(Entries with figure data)

---

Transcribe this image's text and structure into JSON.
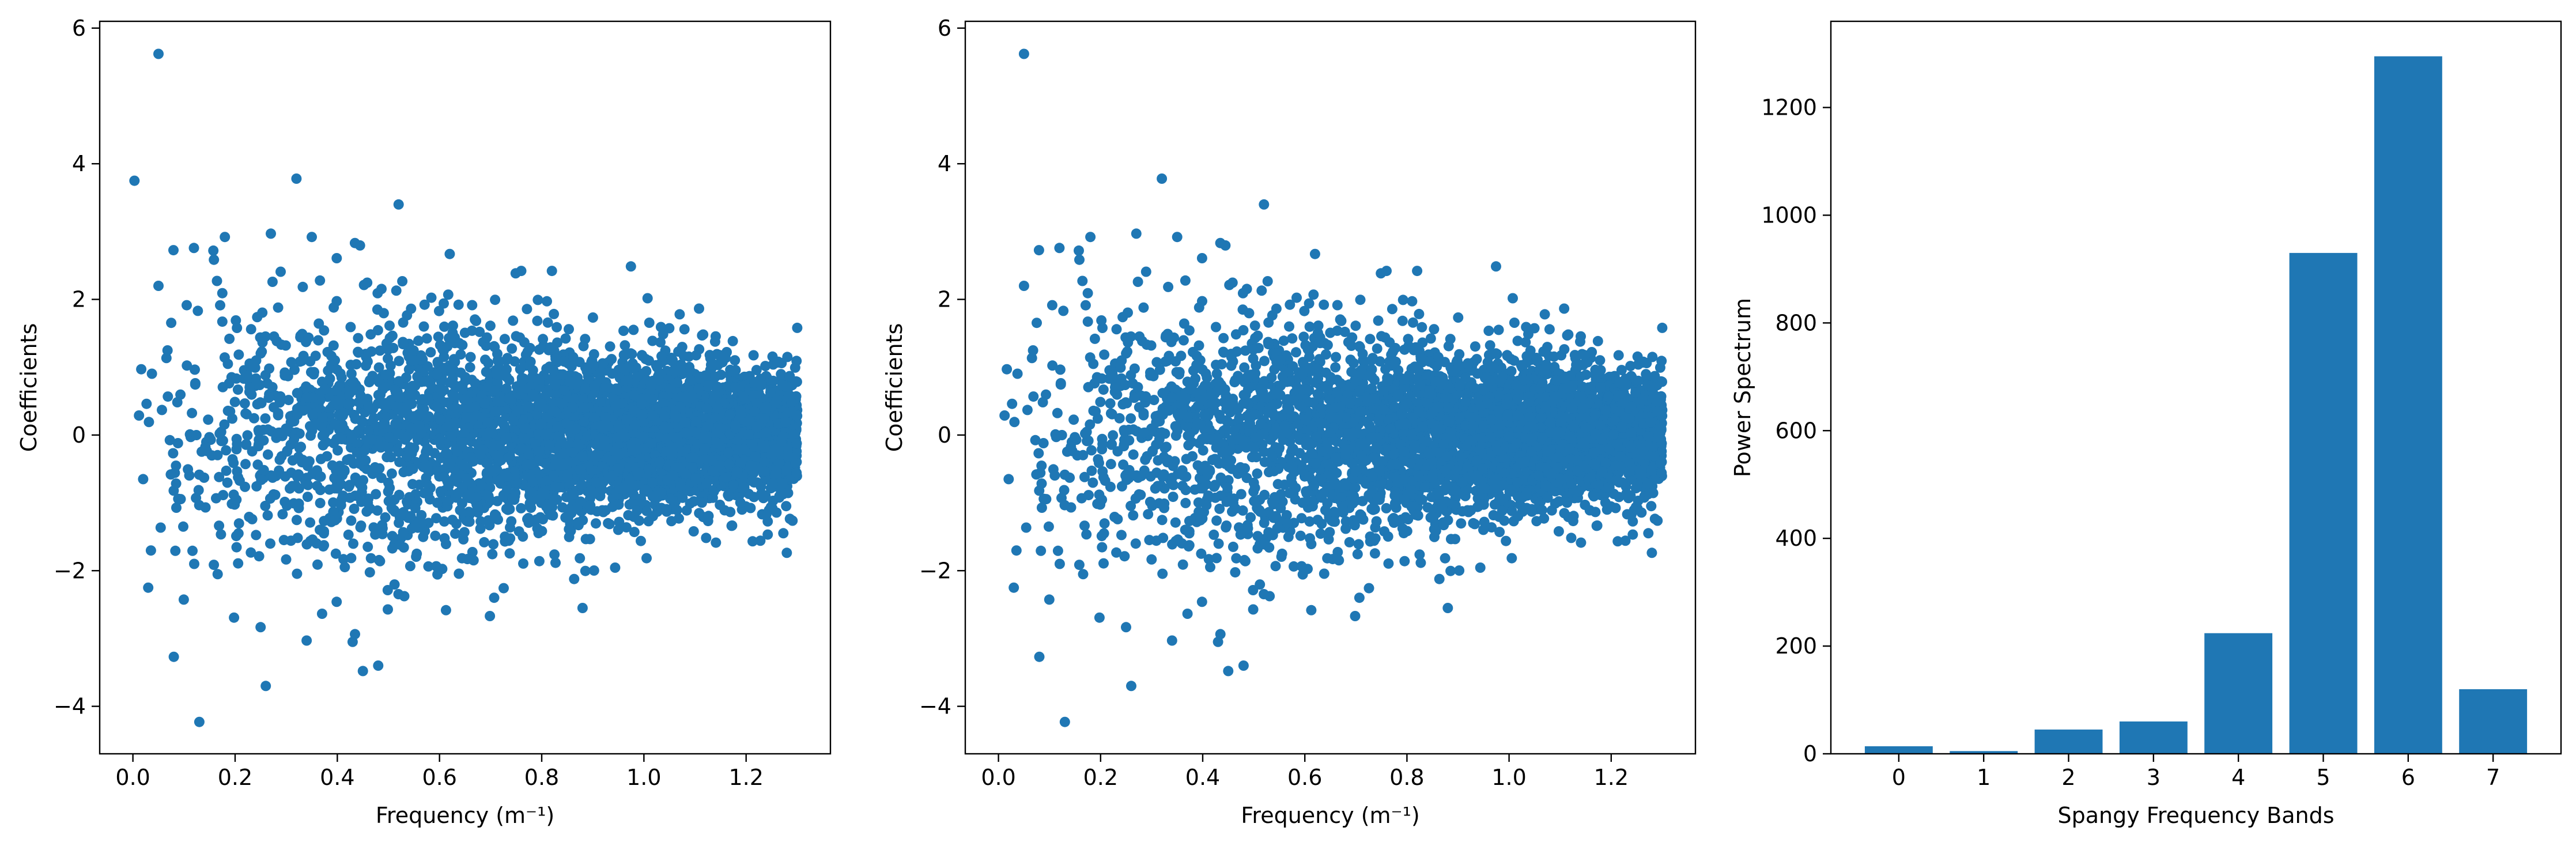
{
  "colors": {
    "series": "#1f77b4",
    "axes": "#000000",
    "background": "#ffffff"
  },
  "chart_data": [
    {
      "type": "scatter",
      "xlabel": "Frequency (m⁻¹)",
      "ylabel": "Coefficients",
      "xlim": [
        -0.065,
        1.365
      ],
      "ylim": [
        -4.7,
        6.1
      ],
      "xticks": [
        0.0,
        0.2,
        0.4,
        0.6,
        0.8,
        1.0,
        1.2
      ],
      "xtick_labels": [
        "0.0",
        "0.2",
        "0.4",
        "0.6",
        "0.8",
        "1.0",
        "1.2"
      ],
      "yticks": [
        -4,
        -2,
        0,
        2,
        4,
        6
      ],
      "ytick_labels": [
        "−4",
        "−2",
        "0",
        "2",
        "4",
        "6"
      ],
      "grid": false,
      "outliers": [
        [
          0.003,
          3.75
        ],
        [
          0.05,
          5.62
        ],
        [
          0.32,
          3.78
        ],
        [
          0.52,
          3.4
        ],
        [
          0.13,
          -4.23
        ],
        [
          0.26,
          -3.7
        ],
        [
          0.08,
          -3.27
        ],
        [
          0.05,
          2.2
        ],
        [
          0.45,
          -3.48
        ],
        [
          0.48,
          -3.4
        ],
        [
          0.02,
          -0.65
        ],
        [
          0.03,
          -2.25
        ],
        [
          0.27,
          2.97
        ],
        [
          0.35,
          2.92
        ],
        [
          0.18,
          2.92
        ],
        [
          1.3,
          1.58
        ],
        [
          1.07,
          1.78
        ],
        [
          0.62,
          2.67
        ],
        [
          0.76,
          2.42
        ],
        [
          0.82,
          2.42
        ],
        [
          0.88,
          -2.55
        ],
        [
          0.43,
          -3.05
        ],
        [
          0.34,
          -3.03
        ],
        [
          0.12,
          -1.9
        ]
      ],
      "cloud": {
        "n_points": 4000,
        "x_range": [
          0.0,
          1.3
        ],
        "spread_at_low_freq": 1.2,
        "spread_at_high_freq": 0.45
      }
    },
    {
      "type": "scatter",
      "xlabel": "Frequency (m⁻¹)",
      "ylabel": "Coefficients",
      "xlim": [
        -0.065,
        1.365
      ],
      "ylim": [
        -4.7,
        6.1
      ],
      "xticks": [
        0.0,
        0.2,
        0.4,
        0.6,
        0.8,
        1.0,
        1.2
      ],
      "xtick_labels": [
        "0.0",
        "0.2",
        "0.4",
        "0.6",
        "0.8",
        "1.0",
        "1.2"
      ],
      "yticks": [
        -4,
        -2,
        0,
        2,
        4,
        6
      ],
      "ytick_labels": [
        "−4",
        "−2",
        "0",
        "2",
        "4",
        "6"
      ],
      "grid": false,
      "outliers": [
        [
          0.05,
          5.62
        ],
        [
          0.32,
          3.78
        ],
        [
          0.52,
          3.4
        ],
        [
          0.13,
          -4.23
        ],
        [
          0.26,
          -3.7
        ],
        [
          0.08,
          -3.27
        ],
        [
          0.05,
          2.2
        ],
        [
          0.45,
          -3.48
        ],
        [
          0.48,
          -3.4
        ],
        [
          0.02,
          -0.65
        ],
        [
          0.03,
          -2.25
        ],
        [
          0.27,
          2.97
        ],
        [
          0.35,
          2.92
        ],
        [
          0.18,
          2.92
        ],
        [
          1.3,
          1.58
        ],
        [
          1.07,
          1.78
        ],
        [
          0.62,
          2.67
        ],
        [
          0.76,
          2.42
        ],
        [
          0.82,
          2.42
        ],
        [
          0.88,
          -2.55
        ],
        [
          0.43,
          -3.05
        ],
        [
          0.34,
          -3.03
        ],
        [
          0.12,
          -1.9
        ]
      ],
      "cloud": {
        "n_points": 4000,
        "x_range": [
          0.0,
          1.3
        ],
        "spread_at_low_freq": 1.2,
        "spread_at_high_freq": 0.45
      }
    },
    {
      "type": "bar",
      "xlabel": "Spangy Frequency Bands",
      "ylabel": "Power Spectrum",
      "categories": [
        "0",
        "1",
        "2",
        "3",
        "4",
        "5",
        "6",
        "7"
      ],
      "values": [
        14,
        5,
        45,
        60,
        224,
        930,
        1295,
        120
      ],
      "ylim": [
        0,
        1360
      ],
      "yticks": [
        0,
        200,
        400,
        600,
        800,
        1000,
        1200
      ],
      "ytick_labels": [
        "0",
        "200",
        "400",
        "600",
        "800",
        "1000",
        "1200"
      ],
      "grid": false
    }
  ]
}
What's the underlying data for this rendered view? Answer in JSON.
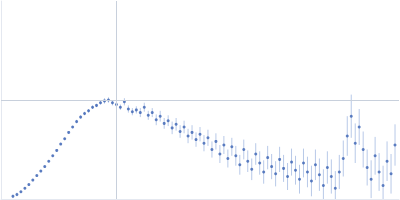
{
  "chart_data": {
    "type": "scatter",
    "color": "#3a62b3",
    "x": [
      0.18,
      0.24,
      0.3,
      0.36,
      0.42,
      0.48,
      0.54,
      0.6,
      0.66,
      0.72,
      0.78,
      0.84,
      0.9,
      0.96,
      1.02,
      1.08,
      1.14,
      1.2,
      1.26,
      1.32,
      1.38,
      1.44,
      1.5,
      1.56,
      1.62,
      1.68,
      1.74,
      1.8,
      1.86,
      1.92,
      1.98,
      2.04,
      2.1,
      2.16,
      2.22,
      2.28,
      2.34,
      2.4,
      2.46,
      2.52,
      2.58,
      2.64,
      2.7,
      2.76,
      2.82,
      2.88,
      2.94,
      3.0,
      3.06,
      3.12,
      3.18,
      3.24,
      3.3,
      3.36,
      3.42,
      3.48,
      3.54,
      3.6,
      3.66,
      3.72,
      3.78,
      3.84,
      3.9,
      3.96,
      4.02,
      4.08,
      4.14,
      4.2,
      4.26,
      4.32,
      4.38,
      4.44,
      4.5,
      4.56,
      4.62,
      4.68,
      4.74,
      4.8,
      4.86,
      4.92,
      4.98,
      5.04,
      5.1,
      5.16,
      5.22,
      5.28,
      5.34,
      5.4,
      5.46,
      5.52,
      5.58,
      5.64,
      5.7,
      5.76,
      5.82,
      5.88,
      5.94
    ],
    "values": [
      0.03,
      0.05,
      0.08,
      0.12,
      0.16,
      0.21,
      0.26,
      0.31,
      0.36,
      0.42,
      0.48,
      0.54,
      0.61,
      0.67,
      0.74,
      0.8,
      0.86,
      0.91,
      0.95,
      0.98,
      1.02,
      1.04,
      1.07,
      1.09,
      1.1,
      1.07,
      1.05,
      1.02,
      1.08,
      1.0,
      0.97,
      0.99,
      0.96,
      1.02,
      0.93,
      0.96,
      0.88,
      0.92,
      0.84,
      0.87,
      0.79,
      0.83,
      0.75,
      0.8,
      0.7,
      0.74,
      0.66,
      0.72,
      0.62,
      0.68,
      0.55,
      0.64,
      0.5,
      0.6,
      0.45,
      0.58,
      0.48,
      0.38,
      0.55,
      0.42,
      0.33,
      0.5,
      0.4,
      0.3,
      0.46,
      0.36,
      0.28,
      0.44,
      0.34,
      0.25,
      0.41,
      0.32,
      0.22,
      0.4,
      0.3,
      0.2,
      0.38,
      0.27,
      0.15,
      0.35,
      0.25,
      0.12,
      0.3,
      0.45,
      0.7,
      0.92,
      0.62,
      0.8,
      0.55,
      0.35,
      0.22,
      0.48,
      0.3,
      0.15,
      0.42,
      0.28,
      0.6
    ],
    "errors": [
      0.02,
      0.02,
      0.01,
      0.01,
      0.01,
      0.01,
      0.01,
      0.01,
      0.01,
      0.01,
      0.01,
      0.01,
      0.01,
      0.01,
      0.01,
      0.01,
      0.02,
      0.02,
      0.02,
      0.02,
      0.02,
      0.02,
      0.02,
      0.03,
      0.03,
      0.03,
      0.03,
      0.03,
      0.04,
      0.04,
      0.04,
      0.04,
      0.05,
      0.05,
      0.05,
      0.05,
      0.06,
      0.06,
      0.06,
      0.06,
      0.07,
      0.07,
      0.07,
      0.07,
      0.08,
      0.08,
      0.08,
      0.08,
      0.09,
      0.09,
      0.09,
      0.09,
      0.1,
      0.1,
      0.1,
      0.1,
      0.11,
      0.11,
      0.11,
      0.12,
      0.12,
      0.12,
      0.13,
      0.13,
      0.13,
      0.14,
      0.14,
      0.14,
      0.15,
      0.15,
      0.15,
      0.16,
      0.16,
      0.16,
      0.17,
      0.17,
      0.17,
      0.18,
      0.18,
      0.18,
      0.19,
      0.19,
      0.19,
      0.2,
      0.22,
      0.24,
      0.22,
      0.2,
      0.2,
      0.2,
      0.21,
      0.21,
      0.21,
      0.22,
      0.22,
      0.22,
      0.23
    ],
    "xlim": [
      0,
      6
    ],
    "ylim": [
      0,
      2.2
    ],
    "reference_lines": {
      "x": 1.732,
      "y": 1.104
    },
    "tick_labels": false,
    "grid": false
  }
}
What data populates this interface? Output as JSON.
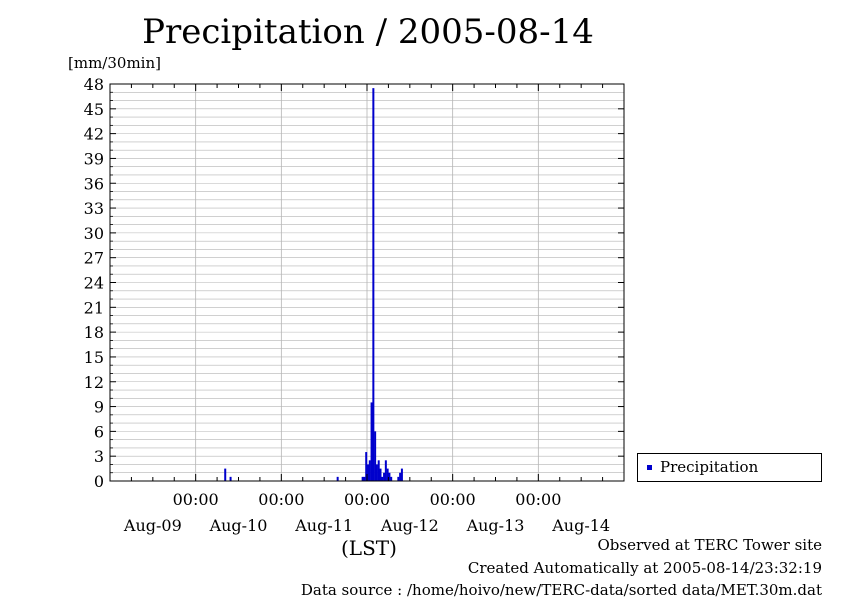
{
  "chart_data": {
    "type": "bar",
    "title": "Precipitation / 2005-08-14",
    "ylabel": "[mm/30min]",
    "xlabel": "(LST)",
    "ylim": [
      0,
      48
    ],
    "y_ticks": [
      0,
      3,
      6,
      9,
      12,
      15,
      18,
      21,
      24,
      27,
      30,
      33,
      36,
      39,
      42,
      45,
      48
    ],
    "xlim_hours": [
      -48,
      96
    ],
    "x_tick_times": [
      "00:00",
      "00:00",
      "00:00",
      "00:00",
      "00:00"
    ],
    "x_tick_dates": [
      "Aug-09",
      "Aug-10",
      "Aug-11",
      "Aug-12",
      "Aug-13",
      "Aug-14"
    ],
    "grid": true,
    "legend_position": "right-bottom",
    "series": [
      {
        "name": "Precipitation",
        "color": "#0000cc",
        "points": [
          {
            "t": "08-10 08:30",
            "v": 1.5
          },
          {
            "t": "08-10 10:00",
            "v": 0.5
          },
          {
            "t": "08-11 16:00",
            "v": 0.5
          },
          {
            "t": "08-11 23:00",
            "v": 0.5
          },
          {
            "t": "08-11 23:30",
            "v": 0.5
          },
          {
            "t": "08-12 00:00",
            "v": 3.5
          },
          {
            "t": "08-12 00:30",
            "v": 2.0
          },
          {
            "t": "08-12 01:00",
            "v": 2.5
          },
          {
            "t": "08-12 01:30",
            "v": 9.5
          },
          {
            "t": "08-12 02:00",
            "v": 47.5
          },
          {
            "t": "08-12 02:30",
            "v": 6.0
          },
          {
            "t": "08-12 03:00",
            "v": 2.0
          },
          {
            "t": "08-12 03:30",
            "v": 2.5
          },
          {
            "t": "08-12 04:00",
            "v": 1.5
          },
          {
            "t": "08-12 04:30",
            "v": 0.5
          },
          {
            "t": "08-12 05:00",
            "v": 1.0
          },
          {
            "t": "08-12 05:30",
            "v": 2.5
          },
          {
            "t": "08-12 06:00",
            "v": 1.5
          },
          {
            "t": "08-12 06:30",
            "v": 1.0
          },
          {
            "t": "08-12 07:00",
            "v": 0.5
          },
          {
            "t": "08-12 09:00",
            "v": 0.5
          },
          {
            "t": "08-12 09:30",
            "v": 1.0
          },
          {
            "t": "08-12 10:00",
            "v": 1.5
          }
        ]
      }
    ]
  },
  "footer": {
    "observed": "Observed at TERC Tower site",
    "created": "Created Automatically at 2005-08-14/23:32:19",
    "source": "Data source : /home/hoivo/new/TERC-data/sorted  data/MET.30m.dat"
  }
}
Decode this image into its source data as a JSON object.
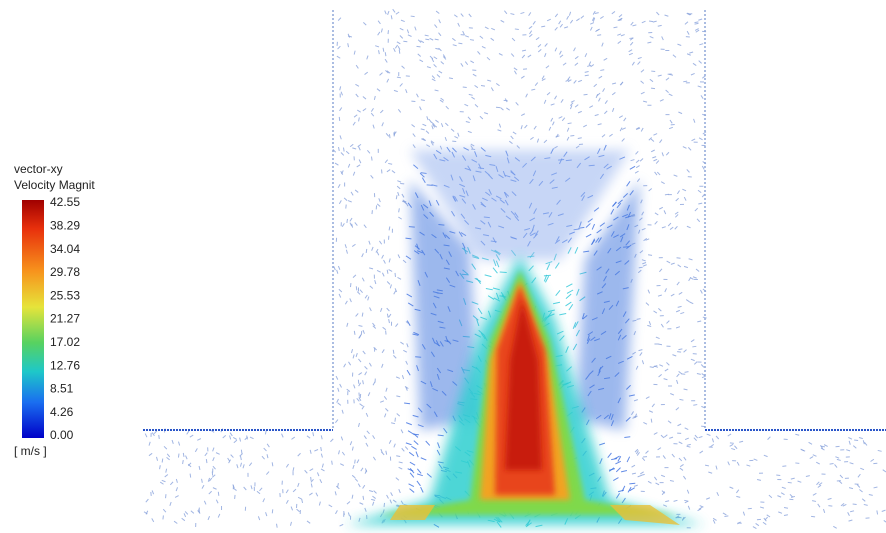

---

## Exercise
Copy every line in the entries above that has the string "image" in it.

## Written solution
Transcribe this image's text and structure into JSON.
Decode this image into its source data as a JSON object.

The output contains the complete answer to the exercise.